Objective
Pull out every line of the entries below that contains the word "Leistungsdrucks", and copy each one unchanged.

Data supplied
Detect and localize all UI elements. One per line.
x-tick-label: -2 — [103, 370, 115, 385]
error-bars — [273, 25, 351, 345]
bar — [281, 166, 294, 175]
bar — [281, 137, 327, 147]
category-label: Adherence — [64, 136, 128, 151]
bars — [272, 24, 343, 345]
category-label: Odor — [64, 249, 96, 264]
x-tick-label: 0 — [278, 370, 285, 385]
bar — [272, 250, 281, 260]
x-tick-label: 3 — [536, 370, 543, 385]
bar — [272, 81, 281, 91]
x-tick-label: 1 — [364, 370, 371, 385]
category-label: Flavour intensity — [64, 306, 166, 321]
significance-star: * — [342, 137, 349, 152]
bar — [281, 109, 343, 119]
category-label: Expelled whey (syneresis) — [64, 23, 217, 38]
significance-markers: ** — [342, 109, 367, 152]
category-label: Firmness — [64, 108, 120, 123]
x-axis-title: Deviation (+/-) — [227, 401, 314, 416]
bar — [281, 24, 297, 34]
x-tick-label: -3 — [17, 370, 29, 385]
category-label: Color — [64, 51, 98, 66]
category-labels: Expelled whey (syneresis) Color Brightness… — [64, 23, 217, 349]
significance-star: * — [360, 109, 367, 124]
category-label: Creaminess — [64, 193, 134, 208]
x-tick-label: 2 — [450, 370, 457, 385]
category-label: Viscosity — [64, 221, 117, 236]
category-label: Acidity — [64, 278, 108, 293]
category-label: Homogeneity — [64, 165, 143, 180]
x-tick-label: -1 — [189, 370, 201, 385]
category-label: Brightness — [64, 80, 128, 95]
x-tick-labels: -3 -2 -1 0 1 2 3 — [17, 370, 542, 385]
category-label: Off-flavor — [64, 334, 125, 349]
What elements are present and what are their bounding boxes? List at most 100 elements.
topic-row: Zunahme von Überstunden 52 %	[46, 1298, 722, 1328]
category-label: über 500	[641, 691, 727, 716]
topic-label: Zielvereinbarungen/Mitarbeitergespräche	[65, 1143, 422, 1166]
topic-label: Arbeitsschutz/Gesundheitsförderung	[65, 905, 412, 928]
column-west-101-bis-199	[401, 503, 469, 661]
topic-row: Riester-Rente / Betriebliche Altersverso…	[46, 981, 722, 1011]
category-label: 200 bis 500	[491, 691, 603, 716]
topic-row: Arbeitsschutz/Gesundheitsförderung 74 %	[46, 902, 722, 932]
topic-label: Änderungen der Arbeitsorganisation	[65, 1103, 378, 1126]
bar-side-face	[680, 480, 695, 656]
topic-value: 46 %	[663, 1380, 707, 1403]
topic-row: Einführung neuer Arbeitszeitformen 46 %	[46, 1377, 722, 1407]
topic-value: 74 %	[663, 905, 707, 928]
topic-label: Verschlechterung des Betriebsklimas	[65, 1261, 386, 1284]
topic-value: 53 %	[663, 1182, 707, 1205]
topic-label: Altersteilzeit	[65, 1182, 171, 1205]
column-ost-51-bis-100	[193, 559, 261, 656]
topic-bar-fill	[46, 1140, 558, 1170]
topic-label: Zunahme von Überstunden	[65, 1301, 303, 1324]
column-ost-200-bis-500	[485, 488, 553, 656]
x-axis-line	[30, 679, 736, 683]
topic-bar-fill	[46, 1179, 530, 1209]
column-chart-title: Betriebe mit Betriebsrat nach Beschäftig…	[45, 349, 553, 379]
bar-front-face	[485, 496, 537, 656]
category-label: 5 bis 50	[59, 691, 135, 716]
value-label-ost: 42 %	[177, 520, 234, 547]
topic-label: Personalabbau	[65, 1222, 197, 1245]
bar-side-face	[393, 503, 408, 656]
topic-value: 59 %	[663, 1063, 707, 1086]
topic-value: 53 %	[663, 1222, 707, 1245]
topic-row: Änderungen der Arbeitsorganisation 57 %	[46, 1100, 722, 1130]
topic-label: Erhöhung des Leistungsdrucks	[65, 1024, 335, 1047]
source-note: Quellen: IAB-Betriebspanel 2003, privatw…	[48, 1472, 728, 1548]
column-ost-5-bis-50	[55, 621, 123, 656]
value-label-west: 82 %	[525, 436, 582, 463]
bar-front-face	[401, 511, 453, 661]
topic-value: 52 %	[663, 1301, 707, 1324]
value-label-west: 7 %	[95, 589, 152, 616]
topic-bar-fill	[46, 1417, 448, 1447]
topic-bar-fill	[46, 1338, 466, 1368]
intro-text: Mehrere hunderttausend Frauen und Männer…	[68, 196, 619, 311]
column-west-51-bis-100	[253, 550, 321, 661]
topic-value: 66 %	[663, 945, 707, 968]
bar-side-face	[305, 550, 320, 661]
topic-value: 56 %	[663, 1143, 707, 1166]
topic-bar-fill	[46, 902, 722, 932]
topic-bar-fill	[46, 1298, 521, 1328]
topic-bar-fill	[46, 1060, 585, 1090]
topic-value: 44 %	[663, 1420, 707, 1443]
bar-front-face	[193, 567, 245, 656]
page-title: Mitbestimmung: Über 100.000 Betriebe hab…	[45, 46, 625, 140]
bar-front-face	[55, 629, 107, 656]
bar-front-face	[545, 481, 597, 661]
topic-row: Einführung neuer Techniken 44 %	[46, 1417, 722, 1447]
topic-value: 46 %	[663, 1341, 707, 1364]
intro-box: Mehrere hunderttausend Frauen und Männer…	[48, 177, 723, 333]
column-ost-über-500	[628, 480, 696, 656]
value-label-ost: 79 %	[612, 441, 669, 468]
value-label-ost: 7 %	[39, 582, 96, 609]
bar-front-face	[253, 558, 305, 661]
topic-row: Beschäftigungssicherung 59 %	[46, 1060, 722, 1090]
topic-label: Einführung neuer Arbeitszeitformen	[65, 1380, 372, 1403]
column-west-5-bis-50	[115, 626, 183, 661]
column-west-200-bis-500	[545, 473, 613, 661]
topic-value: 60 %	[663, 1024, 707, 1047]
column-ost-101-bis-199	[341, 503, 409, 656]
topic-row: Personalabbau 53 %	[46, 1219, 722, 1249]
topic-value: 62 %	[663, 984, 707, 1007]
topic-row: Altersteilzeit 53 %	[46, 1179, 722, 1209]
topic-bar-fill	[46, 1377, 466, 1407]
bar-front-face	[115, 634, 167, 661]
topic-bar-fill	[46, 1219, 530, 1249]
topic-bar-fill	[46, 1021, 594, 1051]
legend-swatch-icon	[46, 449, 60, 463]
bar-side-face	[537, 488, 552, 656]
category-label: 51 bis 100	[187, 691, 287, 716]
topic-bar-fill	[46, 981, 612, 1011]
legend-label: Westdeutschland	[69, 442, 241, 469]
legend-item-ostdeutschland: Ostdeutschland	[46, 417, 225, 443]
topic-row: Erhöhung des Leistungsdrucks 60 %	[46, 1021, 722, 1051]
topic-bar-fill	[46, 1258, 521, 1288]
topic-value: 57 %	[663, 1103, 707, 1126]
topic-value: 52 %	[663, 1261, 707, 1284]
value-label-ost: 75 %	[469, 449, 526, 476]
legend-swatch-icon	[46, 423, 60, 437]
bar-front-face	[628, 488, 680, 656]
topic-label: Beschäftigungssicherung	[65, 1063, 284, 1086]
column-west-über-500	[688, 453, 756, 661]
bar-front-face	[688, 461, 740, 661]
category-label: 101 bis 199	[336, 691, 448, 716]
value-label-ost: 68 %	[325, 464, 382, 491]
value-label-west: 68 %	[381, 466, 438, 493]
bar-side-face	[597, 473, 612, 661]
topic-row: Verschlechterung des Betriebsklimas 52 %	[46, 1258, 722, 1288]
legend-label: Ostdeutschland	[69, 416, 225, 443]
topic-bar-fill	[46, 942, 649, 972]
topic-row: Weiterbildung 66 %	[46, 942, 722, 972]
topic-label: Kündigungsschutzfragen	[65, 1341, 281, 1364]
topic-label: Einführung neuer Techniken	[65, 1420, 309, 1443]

The answer
topic-label: Erhöhung des Leistungsdrucks	[65, 1024, 335, 1047]
topic-row: Erhöhung des Leistungsdrucks 60 %	[46, 1021, 722, 1051]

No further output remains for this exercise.